──────── EXCERPTED RECORDS

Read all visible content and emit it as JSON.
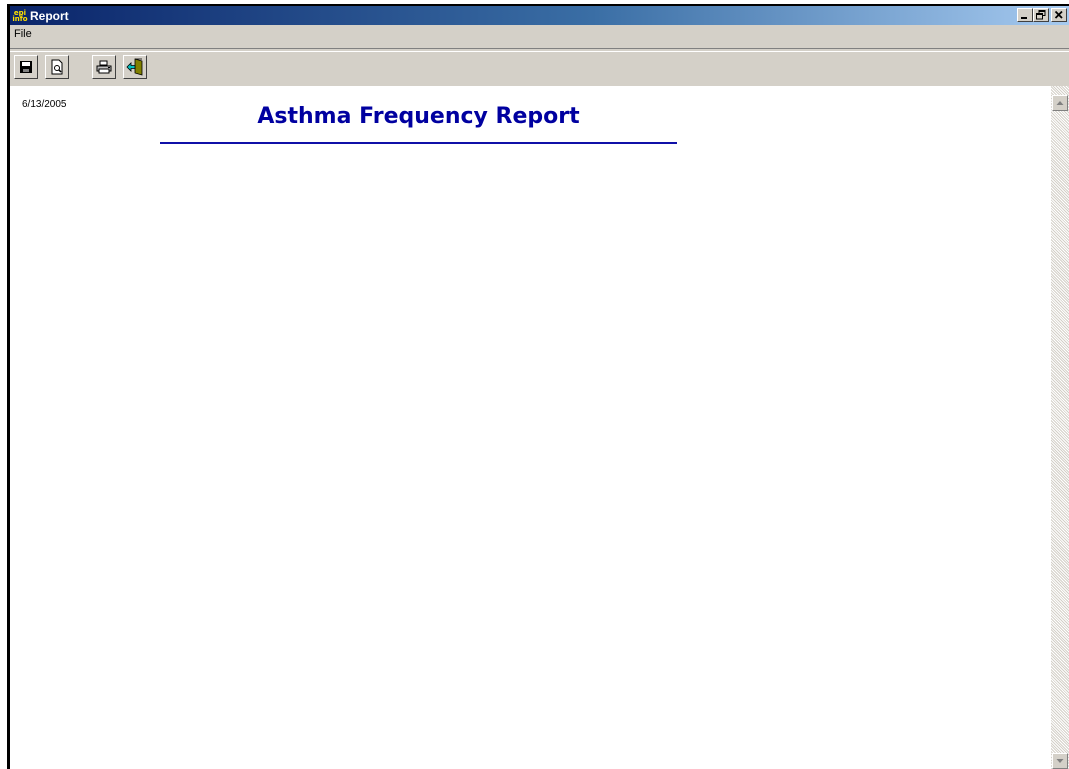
{
  "window": {
    "title": "Report",
    "icon_top": "epi",
    "icon_bottom": "info"
  },
  "title_buttons": {
    "minimize": "_",
    "restore": "❐",
    "close": "×"
  },
  "menubar": {
    "items": [
      {
        "label": "File"
      }
    ]
  },
  "toolbar": {
    "buttons": [
      {
        "name": "save",
        "icon": "floppy-disk-icon"
      },
      {
        "name": "print-preview",
        "icon": "print-preview-icon"
      },
      {
        "name": "print",
        "icon": "printer-icon"
      },
      {
        "name": "exit",
        "icon": "exit-door-icon"
      }
    ]
  },
  "report": {
    "date": "6/13/2005",
    "title": "Asthma Frequency Report"
  },
  "colors": {
    "title_blue": "#0000a0",
    "titlebar_start": "#0a246a",
    "titlebar_end": "#a6caf0",
    "chrome": "#d4d0c8"
  }
}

────────────────

EXERCISE: Please transcribe the material above exactly as written. Leave the pictures out.

RESPONSE TO THE EXERCISE:
Read all visible content and emit it as JSON.
{
  "window": {
    "title": "Report",
    "icon_top": "epi",
    "icon_bottom": "info"
  },
  "title_buttons": {
    "minimize": "_",
    "restore": "❐",
    "close": "×"
  },
  "menubar": {
    "items": [
      {
        "label": "File"
      }
    ]
  },
  "toolbar": {
    "buttons": [
      {
        "name": "save",
        "icon": "floppy-disk-icon"
      },
      {
        "name": "print-preview",
        "icon": "print-preview-icon"
      },
      {
        "name": "print",
        "icon": "printer-icon"
      },
      {
        "name": "exit",
        "icon": "exit-door-icon"
      }
    ]
  },
  "report": {
    "date": "6/13/2005",
    "title": "Asthma Frequency Report"
  },
  "colors": {
    "title_blue": "#0000a0",
    "titlebar_start": "#0a246a",
    "titlebar_end": "#a6caf0",
    "chrome": "#d4d0c8"
  }
}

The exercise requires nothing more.